** Begin **

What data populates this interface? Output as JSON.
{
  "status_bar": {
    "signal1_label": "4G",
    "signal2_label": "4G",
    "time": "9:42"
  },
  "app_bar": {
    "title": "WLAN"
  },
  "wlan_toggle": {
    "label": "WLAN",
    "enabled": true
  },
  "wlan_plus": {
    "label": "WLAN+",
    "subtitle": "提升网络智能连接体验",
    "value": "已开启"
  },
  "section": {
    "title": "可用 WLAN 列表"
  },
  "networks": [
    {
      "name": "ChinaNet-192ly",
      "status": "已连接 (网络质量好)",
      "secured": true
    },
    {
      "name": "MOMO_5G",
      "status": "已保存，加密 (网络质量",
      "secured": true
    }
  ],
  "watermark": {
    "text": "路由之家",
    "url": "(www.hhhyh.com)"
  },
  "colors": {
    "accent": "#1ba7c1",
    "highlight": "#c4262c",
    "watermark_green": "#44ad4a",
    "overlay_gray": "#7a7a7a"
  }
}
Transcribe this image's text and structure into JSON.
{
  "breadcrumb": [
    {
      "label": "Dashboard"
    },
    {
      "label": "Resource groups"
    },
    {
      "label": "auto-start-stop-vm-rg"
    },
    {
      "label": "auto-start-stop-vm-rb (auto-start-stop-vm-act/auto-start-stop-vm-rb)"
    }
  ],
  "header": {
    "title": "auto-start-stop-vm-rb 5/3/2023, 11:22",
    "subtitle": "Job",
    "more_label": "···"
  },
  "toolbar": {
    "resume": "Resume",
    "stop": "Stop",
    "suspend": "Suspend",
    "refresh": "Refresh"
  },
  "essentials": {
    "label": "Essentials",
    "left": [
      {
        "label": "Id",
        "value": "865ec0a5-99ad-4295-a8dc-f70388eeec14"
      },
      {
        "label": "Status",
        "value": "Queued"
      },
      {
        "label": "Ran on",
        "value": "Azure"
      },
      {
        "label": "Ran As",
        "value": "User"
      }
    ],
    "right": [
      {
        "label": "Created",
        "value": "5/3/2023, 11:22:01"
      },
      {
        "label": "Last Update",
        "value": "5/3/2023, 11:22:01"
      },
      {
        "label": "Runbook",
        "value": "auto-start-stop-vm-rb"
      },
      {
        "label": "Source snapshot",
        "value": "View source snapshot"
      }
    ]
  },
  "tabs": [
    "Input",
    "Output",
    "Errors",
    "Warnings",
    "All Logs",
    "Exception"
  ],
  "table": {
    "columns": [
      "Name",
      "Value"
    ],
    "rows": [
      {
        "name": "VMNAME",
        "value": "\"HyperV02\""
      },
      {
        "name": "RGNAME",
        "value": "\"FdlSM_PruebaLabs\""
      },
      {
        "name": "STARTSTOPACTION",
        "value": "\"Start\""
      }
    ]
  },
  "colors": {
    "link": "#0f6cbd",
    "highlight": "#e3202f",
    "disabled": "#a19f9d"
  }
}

** End **

### AIM OF THE EXERCISE
Every entry needs to be retyped exactly.

### FINISHED ANSWER
What data populates this interface? Output as JSON.
{
  "status_bar": {
    "signal1_label": "4G",
    "signal2_label": "4G",
    "time": "9:42"
  },
  "app_bar": {
    "title": "WLAN"
  },
  "wlan_toggle": {
    "label": "WLAN",
    "enabled": true
  },
  "wlan_plus": {
    "label": "WLAN+",
    "subtitle": "提升网络智能连接体验",
    "value": "已开启"
  },
  "section": {
    "title": "可用 WLAN 列表"
  },
  "networks": [
    {
      "name": "ChinaNet-192ly",
      "status": "已连接 (网络质量好)",
      "secured": true
    },
    {
      "name": "MOMO_5G",
      "status": "已保存，加密 (网络质量",
      "secured": true
    }
  ],
  "watermark": {
    "text": "路由之家",
    "url": "(www.hhhyh.com)"
  },
  "colors": {
    "accent": "#1ba7c1",
    "highlight": "#c4262c",
    "watermark_green": "#44ad4a",
    "overlay_gray": "#7a7a7a"
  }
}
Transcribe this image's text and structure into JSON.
{
  "breadcrumb": [
    {
      "label": "Dashboard"
    },
    {
      "label": "Resource groups"
    },
    {
      "label": "auto-start-stop-vm-rg"
    },
    {
      "label": "auto-start-stop-vm-rb (auto-start-stop-vm-act/auto-start-stop-vm-rb)"
    }
  ],
  "header": {
    "title": "auto-start-stop-vm-rb 5/3/2023, 11:22",
    "subtitle": "Job",
    "more_label": "···"
  },
  "toolbar": {
    "resume": "Resume",
    "stop": "Stop",
    "suspend": "Suspend",
    "refresh": "Refresh"
  },
  "essentials": {
    "label": "Essentials",
    "left": [
      {
        "label": "Id",
        "value": "865ec0a5-99ad-4295-a8dc-f70388eeec14"
      },
      {
        "label": "Status",
        "value": "Queued"
      },
      {
        "label": "Ran on",
        "value": "Azure"
      },
      {
        "label": "Ran As",
        "value": "User"
      }
    ],
    "right": [
      {
        "label": "Created",
        "value": "5/3/2023, 11:22:01"
      },
      {
        "label": "Last Update",
        "value": "5/3/2023, 11:22:01"
      },
      {
        "label": "Runbook",
        "value": "auto-start-stop-vm-rb"
      },
      {
        "label": "Source snapshot",
        "value": "View source snapshot"
      }
    ]
  },
  "tabs": [
    "Input",
    "Output",
    "Errors",
    "Warnings",
    "All Logs",
    "Exception"
  ],
  "table": {
    "columns": [
      "Name",
      "Value"
    ],
    "rows": [
      {
        "name": "VMNAME",
        "value": "\"HyperV02\""
      },
      {
        "name": "RGNAME",
        "value": "\"FdlSM_PruebaLabs\""
      },
      {
        "name": "STARTSTOPACTION",
        "value": "\"Start\""
      }
    ]
  },
  "colors": {
    "link": "#0f6cbd",
    "highlight": "#e3202f",
    "disabled": "#a19f9d"
  }
}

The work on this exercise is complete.